(Figure data in JSON)
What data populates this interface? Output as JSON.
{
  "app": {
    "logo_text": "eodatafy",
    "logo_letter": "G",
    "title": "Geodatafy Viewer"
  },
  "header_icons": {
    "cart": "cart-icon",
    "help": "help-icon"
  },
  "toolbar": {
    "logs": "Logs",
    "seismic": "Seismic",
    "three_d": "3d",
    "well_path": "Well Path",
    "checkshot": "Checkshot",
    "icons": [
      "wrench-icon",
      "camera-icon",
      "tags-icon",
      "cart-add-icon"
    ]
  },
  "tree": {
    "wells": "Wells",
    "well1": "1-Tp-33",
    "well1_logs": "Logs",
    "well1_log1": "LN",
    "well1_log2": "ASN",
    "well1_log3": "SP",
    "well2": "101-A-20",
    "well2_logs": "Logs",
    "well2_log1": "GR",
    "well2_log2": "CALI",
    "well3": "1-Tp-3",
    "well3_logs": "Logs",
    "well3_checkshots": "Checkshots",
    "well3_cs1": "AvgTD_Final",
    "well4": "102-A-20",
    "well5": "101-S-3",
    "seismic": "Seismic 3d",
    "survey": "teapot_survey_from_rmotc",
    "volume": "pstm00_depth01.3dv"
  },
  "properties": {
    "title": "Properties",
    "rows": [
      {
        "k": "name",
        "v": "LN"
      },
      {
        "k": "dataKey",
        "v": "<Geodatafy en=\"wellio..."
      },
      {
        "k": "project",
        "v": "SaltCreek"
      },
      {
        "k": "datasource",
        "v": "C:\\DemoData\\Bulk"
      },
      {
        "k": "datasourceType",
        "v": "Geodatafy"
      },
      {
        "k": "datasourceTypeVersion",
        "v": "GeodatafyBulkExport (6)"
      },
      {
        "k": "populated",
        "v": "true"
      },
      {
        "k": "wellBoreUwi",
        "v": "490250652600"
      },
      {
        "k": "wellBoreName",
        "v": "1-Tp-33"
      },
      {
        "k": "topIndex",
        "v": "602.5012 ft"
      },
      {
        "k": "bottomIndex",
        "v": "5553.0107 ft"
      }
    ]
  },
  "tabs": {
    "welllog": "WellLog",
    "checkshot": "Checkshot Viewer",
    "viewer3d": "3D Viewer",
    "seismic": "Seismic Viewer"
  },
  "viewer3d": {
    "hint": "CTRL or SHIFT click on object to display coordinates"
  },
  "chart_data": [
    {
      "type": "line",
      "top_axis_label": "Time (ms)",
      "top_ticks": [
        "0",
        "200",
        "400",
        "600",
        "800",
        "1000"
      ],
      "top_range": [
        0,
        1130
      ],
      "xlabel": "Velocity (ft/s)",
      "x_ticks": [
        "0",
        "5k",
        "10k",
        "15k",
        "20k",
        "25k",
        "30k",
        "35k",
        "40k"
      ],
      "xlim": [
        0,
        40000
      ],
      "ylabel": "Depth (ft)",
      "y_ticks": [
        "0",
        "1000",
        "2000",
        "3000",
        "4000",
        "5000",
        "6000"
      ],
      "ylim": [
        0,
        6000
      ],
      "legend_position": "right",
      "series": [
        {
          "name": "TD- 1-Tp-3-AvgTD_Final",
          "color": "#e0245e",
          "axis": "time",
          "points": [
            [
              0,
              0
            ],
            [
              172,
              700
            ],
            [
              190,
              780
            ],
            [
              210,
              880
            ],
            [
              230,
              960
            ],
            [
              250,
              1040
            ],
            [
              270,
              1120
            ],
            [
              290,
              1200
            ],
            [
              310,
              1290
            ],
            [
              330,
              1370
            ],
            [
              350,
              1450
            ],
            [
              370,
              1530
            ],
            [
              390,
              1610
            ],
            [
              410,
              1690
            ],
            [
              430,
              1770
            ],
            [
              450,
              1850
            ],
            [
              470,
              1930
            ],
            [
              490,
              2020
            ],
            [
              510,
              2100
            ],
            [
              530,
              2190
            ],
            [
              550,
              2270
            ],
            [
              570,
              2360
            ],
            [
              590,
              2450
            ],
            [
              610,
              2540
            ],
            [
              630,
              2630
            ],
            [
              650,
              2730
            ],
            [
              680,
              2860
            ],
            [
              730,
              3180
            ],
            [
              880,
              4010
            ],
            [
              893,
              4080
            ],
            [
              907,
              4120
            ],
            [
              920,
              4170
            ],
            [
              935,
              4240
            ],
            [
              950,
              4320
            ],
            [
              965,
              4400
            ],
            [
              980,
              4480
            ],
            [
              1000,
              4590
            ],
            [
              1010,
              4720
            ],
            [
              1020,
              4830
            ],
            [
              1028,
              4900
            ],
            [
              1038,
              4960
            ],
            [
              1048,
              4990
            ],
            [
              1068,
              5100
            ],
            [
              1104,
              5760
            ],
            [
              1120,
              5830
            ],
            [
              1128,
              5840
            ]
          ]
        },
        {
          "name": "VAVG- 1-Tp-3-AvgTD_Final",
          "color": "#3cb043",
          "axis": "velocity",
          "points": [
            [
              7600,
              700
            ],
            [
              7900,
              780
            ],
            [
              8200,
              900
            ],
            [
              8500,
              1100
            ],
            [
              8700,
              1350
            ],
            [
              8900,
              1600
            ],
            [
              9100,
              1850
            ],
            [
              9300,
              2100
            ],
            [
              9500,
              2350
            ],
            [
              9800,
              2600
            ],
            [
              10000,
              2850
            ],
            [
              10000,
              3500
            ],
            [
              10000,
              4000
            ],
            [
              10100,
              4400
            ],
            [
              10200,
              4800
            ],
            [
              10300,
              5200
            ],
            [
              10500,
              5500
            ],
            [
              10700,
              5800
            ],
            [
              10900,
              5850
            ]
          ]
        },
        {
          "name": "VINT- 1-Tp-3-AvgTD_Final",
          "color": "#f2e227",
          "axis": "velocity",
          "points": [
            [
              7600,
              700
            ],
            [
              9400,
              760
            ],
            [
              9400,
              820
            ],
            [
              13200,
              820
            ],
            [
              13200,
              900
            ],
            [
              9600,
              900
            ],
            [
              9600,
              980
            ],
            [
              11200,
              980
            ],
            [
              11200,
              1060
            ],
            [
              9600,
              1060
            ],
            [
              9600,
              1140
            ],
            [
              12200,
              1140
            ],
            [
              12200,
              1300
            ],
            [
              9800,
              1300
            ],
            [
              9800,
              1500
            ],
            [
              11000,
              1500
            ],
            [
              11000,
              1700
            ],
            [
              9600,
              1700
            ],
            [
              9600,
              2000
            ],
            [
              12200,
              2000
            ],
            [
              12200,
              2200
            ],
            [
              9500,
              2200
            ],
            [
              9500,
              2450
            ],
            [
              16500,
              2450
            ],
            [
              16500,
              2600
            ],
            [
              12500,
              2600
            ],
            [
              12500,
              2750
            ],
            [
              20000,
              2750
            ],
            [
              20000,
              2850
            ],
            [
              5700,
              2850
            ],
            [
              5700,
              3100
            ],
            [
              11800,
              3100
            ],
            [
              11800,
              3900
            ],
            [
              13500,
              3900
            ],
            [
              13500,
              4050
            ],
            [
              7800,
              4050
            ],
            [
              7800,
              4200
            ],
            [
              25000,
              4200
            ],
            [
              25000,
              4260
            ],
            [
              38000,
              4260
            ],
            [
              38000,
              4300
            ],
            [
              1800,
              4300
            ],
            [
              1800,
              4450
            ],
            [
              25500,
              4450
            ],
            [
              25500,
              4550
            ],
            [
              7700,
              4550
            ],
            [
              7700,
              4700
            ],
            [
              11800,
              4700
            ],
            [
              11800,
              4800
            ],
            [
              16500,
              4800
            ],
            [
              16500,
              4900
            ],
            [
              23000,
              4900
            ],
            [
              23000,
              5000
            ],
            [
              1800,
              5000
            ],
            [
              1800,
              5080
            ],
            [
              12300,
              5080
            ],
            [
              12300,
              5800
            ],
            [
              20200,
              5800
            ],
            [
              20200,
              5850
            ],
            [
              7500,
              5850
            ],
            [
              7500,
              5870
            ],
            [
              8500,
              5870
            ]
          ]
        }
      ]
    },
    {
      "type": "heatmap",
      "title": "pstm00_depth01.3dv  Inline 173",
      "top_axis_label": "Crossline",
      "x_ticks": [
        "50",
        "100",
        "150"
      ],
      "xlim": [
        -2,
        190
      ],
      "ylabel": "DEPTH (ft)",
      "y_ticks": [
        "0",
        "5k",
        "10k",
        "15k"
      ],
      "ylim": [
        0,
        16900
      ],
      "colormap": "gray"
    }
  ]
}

→ WHAT THE TASK ASKS
Pick out the lines containing the string "Seismic" and show them.

→ TASK ANSWER
    "seismic": "Seismic",
    "seismic": "Seismic 3d",
    "seismic": "Seismic Viewer"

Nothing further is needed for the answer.